"""

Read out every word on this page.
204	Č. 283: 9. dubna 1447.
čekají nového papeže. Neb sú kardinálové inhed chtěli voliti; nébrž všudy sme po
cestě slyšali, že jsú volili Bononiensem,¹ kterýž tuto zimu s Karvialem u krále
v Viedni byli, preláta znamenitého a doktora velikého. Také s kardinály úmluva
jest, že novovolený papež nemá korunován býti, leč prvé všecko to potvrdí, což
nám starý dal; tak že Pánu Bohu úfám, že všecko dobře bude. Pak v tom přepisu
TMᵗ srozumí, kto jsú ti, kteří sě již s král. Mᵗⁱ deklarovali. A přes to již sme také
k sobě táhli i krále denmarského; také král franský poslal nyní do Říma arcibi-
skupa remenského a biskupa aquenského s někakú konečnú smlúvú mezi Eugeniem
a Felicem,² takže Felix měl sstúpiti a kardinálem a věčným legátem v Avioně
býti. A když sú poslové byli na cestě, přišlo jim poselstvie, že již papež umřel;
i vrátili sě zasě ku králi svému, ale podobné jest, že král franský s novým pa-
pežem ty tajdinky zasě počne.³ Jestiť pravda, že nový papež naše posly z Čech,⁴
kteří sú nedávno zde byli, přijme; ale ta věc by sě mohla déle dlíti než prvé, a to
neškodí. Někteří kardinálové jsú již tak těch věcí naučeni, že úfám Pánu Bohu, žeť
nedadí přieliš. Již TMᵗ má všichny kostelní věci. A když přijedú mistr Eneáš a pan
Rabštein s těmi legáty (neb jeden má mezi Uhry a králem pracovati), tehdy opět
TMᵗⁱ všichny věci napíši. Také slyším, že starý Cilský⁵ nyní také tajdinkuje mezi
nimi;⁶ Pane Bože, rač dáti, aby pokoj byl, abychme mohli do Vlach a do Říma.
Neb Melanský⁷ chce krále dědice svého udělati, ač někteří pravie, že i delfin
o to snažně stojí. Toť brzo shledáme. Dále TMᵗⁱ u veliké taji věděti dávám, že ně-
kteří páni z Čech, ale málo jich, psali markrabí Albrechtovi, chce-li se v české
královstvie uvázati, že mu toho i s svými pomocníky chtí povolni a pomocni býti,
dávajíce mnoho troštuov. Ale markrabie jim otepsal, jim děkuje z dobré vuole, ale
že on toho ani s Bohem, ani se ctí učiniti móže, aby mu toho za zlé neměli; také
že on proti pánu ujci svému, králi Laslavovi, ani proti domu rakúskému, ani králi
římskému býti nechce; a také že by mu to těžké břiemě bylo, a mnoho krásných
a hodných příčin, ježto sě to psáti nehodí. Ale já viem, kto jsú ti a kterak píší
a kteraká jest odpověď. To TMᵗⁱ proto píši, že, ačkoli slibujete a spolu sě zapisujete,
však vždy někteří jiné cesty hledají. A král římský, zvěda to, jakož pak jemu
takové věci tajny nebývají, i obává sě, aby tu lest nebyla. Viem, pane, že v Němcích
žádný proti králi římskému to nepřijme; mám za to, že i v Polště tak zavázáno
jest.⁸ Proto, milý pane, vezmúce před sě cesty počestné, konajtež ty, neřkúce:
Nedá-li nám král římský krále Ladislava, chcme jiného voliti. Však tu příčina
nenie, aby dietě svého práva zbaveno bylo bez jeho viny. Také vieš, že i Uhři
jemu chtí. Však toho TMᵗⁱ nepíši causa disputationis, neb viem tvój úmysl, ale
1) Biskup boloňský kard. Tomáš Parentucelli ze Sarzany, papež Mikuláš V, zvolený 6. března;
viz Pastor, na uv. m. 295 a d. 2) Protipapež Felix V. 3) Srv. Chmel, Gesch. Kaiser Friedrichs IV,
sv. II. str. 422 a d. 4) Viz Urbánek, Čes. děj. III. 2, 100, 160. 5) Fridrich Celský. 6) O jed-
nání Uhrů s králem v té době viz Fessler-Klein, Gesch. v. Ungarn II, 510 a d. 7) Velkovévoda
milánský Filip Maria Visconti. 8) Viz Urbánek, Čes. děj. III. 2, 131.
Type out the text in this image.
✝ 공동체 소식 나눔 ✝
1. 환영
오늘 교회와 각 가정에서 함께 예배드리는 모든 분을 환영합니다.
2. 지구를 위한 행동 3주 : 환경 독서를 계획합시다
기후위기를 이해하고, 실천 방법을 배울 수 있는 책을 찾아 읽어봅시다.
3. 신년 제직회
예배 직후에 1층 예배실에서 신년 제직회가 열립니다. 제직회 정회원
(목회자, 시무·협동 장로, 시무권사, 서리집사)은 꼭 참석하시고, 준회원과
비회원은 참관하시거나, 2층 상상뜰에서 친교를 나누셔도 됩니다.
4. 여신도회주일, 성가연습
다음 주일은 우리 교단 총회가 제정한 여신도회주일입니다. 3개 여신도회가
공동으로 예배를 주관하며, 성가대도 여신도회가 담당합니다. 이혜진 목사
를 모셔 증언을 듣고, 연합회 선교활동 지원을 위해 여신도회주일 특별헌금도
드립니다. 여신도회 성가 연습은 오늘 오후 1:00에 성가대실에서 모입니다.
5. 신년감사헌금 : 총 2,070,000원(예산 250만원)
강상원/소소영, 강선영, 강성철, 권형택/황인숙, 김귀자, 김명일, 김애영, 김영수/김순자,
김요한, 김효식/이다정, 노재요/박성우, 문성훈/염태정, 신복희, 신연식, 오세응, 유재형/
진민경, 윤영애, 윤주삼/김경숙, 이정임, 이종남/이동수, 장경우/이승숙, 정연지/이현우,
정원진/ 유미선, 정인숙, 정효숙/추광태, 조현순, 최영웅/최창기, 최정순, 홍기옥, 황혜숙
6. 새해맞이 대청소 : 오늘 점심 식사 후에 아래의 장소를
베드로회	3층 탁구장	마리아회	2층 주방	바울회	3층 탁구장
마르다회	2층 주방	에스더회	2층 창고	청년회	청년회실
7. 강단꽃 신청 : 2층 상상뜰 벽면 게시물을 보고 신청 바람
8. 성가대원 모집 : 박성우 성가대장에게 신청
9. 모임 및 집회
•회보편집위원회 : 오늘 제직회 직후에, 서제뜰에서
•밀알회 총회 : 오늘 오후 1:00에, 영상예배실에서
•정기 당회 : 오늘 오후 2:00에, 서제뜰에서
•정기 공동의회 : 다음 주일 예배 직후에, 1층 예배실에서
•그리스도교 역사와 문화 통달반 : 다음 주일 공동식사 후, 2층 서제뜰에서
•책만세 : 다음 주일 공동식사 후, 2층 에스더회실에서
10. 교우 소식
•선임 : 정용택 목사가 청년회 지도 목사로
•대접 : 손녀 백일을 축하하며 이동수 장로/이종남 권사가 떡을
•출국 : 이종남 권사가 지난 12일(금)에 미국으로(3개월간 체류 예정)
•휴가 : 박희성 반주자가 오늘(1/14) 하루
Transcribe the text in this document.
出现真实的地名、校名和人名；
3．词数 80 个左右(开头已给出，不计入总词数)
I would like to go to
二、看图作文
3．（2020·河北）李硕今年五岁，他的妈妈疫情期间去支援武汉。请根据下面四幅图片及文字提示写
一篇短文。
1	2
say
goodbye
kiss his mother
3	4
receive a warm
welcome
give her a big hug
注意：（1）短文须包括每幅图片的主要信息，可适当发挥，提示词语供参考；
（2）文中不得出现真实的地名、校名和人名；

"""

Please set down each line of the records exactly as given.

Read out every word on this page.
204	Č. 283: 9. dubna 1447.
čekají nového papeže. Neb sú kardinálové inhed chtěli voliti; nébrž všudy sme po
cestě slyšali, že jsú volili Bononiensem,¹ kterýž tuto zimu s Karvialem u krále
v Viedni byli, preláta znamenitého a doktora velikého. Také s kardinály úmluva
jest, že novovolený papež nemá korunován býti, leč prvé všecko to potvrdí, což
nám starý dal; tak že Pánu Bohu úfám, že všecko dobře bude. Pak v tom přepisu
TMᵗ srozumí, kto jsú ti, kteří sě již s král. Mᵗⁱ deklarovali. A přes to již sme také
k sobě táhli i krále denmarského; také král franský poslal nyní do Říma arcibi-
skupa remenského a biskupa aquenského s někakú konečnú smlúvú mezi Eugeniem
a Felicem,² takže Felix měl sstúpiti a kardinálem a věčným legátem v Avioně
býti. A když sú poslové byli na cestě, přišlo jim poselstvie, že již papež umřel;
i vrátili sě zasě ku králi svému, ale podobné jest, že král franský s novým pa-
pežem ty tajdinky zasě počne.³ Jestiť pravda, že nový papež naše posly z Čech,⁴
kteří sú nedávno zde byli, přijme; ale ta věc by sě mohla déle dlíti než prvé, a to
neškodí. Někteří kardinálové jsú již tak těch věcí naučeni, že úfám Pánu Bohu, žeť
nedadí přieliš. Již TMᵗ má všichny kostelní věci. A když přijedú mistr Eneáš a pan
Rabštein s těmi legáty (neb jeden má mezi Uhry a králem pracovati), tehdy opět
TMᵗⁱ všichny věci napíši. Také slyším, že starý Cilský⁵ nyní také tajdinkuje mezi
nimi;⁶ Pane Bože, rač dáti, aby pokoj byl, abychme mohli do Vlach a do Říma.
Neb Melanský⁷ chce krále dědice svého udělati, ač někteří pravie, že i delfin
o to snažně stojí. Toť brzo shledáme. Dále TMᵗⁱ u veliké taji věděti dávám, že ně-
kteří páni z Čech, ale málo jich, psali markrabí Albrechtovi, chce-li se v české
královstvie uvázati, že mu toho i s svými pomocníky chtí povolni a pomocni býti,
dávajíce mnoho troštuov. Ale markrabie jim otepsal, jim děkuje z dobré vuole, ale
že on toho ani s Bohem, ani se ctí učiniti móže, aby mu toho za zlé neměli; také
že on proti pánu ujci svému, králi Laslavovi, ani proti domu rakúskému, ani králi
římskému býti nechce; a také že by mu to těžké břiemě bylo, a mnoho krásných
a hodných příčin, ježto sě to psáti nehodí. Ale já viem, kto jsú ti a kterak píší
a kteraká jest odpověď. To TMᵗⁱ proto píši, že, ačkoli slibujete a spolu sě zapisujete,
však vždy někteří jiné cesty hledají. A král římský, zvěda to, jakož pak jemu
takové věci tajny nebývají, i obává sě, aby tu lest nebyla. Viem, pane, že v Němcích
žádný proti králi římskému to nepřijme; mám za to, že i v Polště tak zavázáno
jest.⁸ Proto, milý pane, vezmúce před sě cesty počestné, konajtež ty, neřkúce:
Nedá-li nám král římský krále Ladislava, chcme jiného voliti. Však tu příčina
nenie, aby dietě svého práva zbaveno bylo bez jeho viny. Také vieš, že i Uhři
jemu chtí. Však toho TMᵗⁱ nepíši causa disputationis, neb viem tvój úmysl, ale
1) Biskup boloňský kard. Tomáš Parentucelli ze Sarzany, papež Mikuláš V, zvolený 6. března;
viz Pastor, na uv. m. 295 a d. 2) Protipapež Felix V. 3) Srv. Chmel, Gesch. Kaiser Friedrichs IV,
sv. II. str. 422 a d. 4) Viz Urbánek, Čes. děj. III. 2, 100, 160. 5) Fridrich Celský. 6) O jed-
nání Uhrů s králem v té době viz Fessler-Klein, Gesch. v. Ungarn II, 510 a d. 7) Velkovévoda
milánský Filip Maria Visconti. 8) Viz Urbánek, Čes. děj. III. 2, 131.
Type out the text in this image.
✝ 공동체 소식 나눔 ✝
1. 환영
오늘 교회와 각 가정에서 함께 예배드리는 모든 분을 환영합니다.
2. 지구를 위한 행동 3주 : 환경 독서를 계획합시다
기후위기를 이해하고, 실천 방법을 배울 수 있는 책을 찾아 읽어봅시다.
3. 신년 제직회
예배 직후에 1층 예배실에서 신년 제직회가 열립니다. 제직회 정회원
(목회자, 시무·협동 장로, 시무권사, 서리집사)은 꼭 참석하시고, 준회원과
비회원은 참관하시거나, 2층 상상뜰에서 친교를 나누셔도 됩니다.
4. 여신도회주일, 성가연습
다음 주일은 우리 교단 총회가 제정한 여신도회주일입니다. 3개 여신도회가
공동으로 예배를 주관하며, 성가대도 여신도회가 담당합니다. 이혜진 목사
를 모셔 증언을 듣고, 연합회 선교활동 지원을 위해 여신도회주일 특별헌금도
드립니다. 여신도회 성가 연습은 오늘 오후 1:00에 성가대실에서 모입니다.
5. 신년감사헌금 : 총 2,070,000원(예산 250만원)
강상원/소소영, 강선영, 강성철, 권형택/황인숙, 김귀자, 김명일, 김애영, 김영수/김순자,
김요한, 김효식/이다정, 노재요/박성우, 문성훈/염태정, 신복희, 신연식, 오세응, 유재형/
진민경, 윤영애, 윤주삼/김경숙, 이정임, 이종남/이동수, 장경우/이승숙, 정연지/이현우,
정원진/ 유미선, 정인숙, 정효숙/추광태, 조현순, 최영웅/최창기, 최정순, 홍기옥, 황혜숙
6. 새해맞이 대청소 : 오늘 점심 식사 후에 아래의 장소를
베드로회	3층 탁구장	마리아회	2층 주방	바울회	3층 탁구장
마르다회	2층 주방	에스더회	2층 창고	청년회	청년회실
7. 강단꽃 신청 : 2층 상상뜰 벽면 게시물을 보고 신청 바람
8. 성가대원 모집 : 박성우 성가대장에게 신청
9. 모임 및 집회
•회보편집위원회 : 오늘 제직회 직후에, 서제뜰에서
•밀알회 총회 : 오늘 오후 1:00에, 영상예배실에서
•정기 당회 : 오늘 오후 2:00에, 서제뜰에서
•정기 공동의회 : 다음 주일 예배 직후에, 1층 예배실에서
•그리스도교 역사와 문화 통달반 : 다음 주일 공동식사 후, 2층 서제뜰에서
•책만세 : 다음 주일 공동식사 후, 2층 에스더회실에서
10. 교우 소식
•선임 : 정용택 목사가 청년회 지도 목사로
•대접 : 손녀 백일을 축하하며 이동수 장로/이종남 권사가 떡을
•출국 : 이종남 권사가 지난 12일(금)에 미국으로(3개월간 체류 예정)
•휴가 : 박희성 반주자가 오늘(1/14) 하루
Transcribe the text in this document.
出现真实的地名、校名和人名；
3．词数 80 个左右(开头已给出，不计入总词数)
I would like to go to
二、看图作文
3．（2020·河北）李硕今年五岁，他的妈妈疫情期间去支援武汉。请根据下面四幅图片及文字提示写
一篇短文。
1	2
say
goodbye
kiss his mother
3	4
receive a warm
welcome
give her a big hug
注意：（1）短文须包括每幅图片的主要信息，可适当发挥，提示词语供参考；
（2）文中不得出现真实的地名、校名和人名；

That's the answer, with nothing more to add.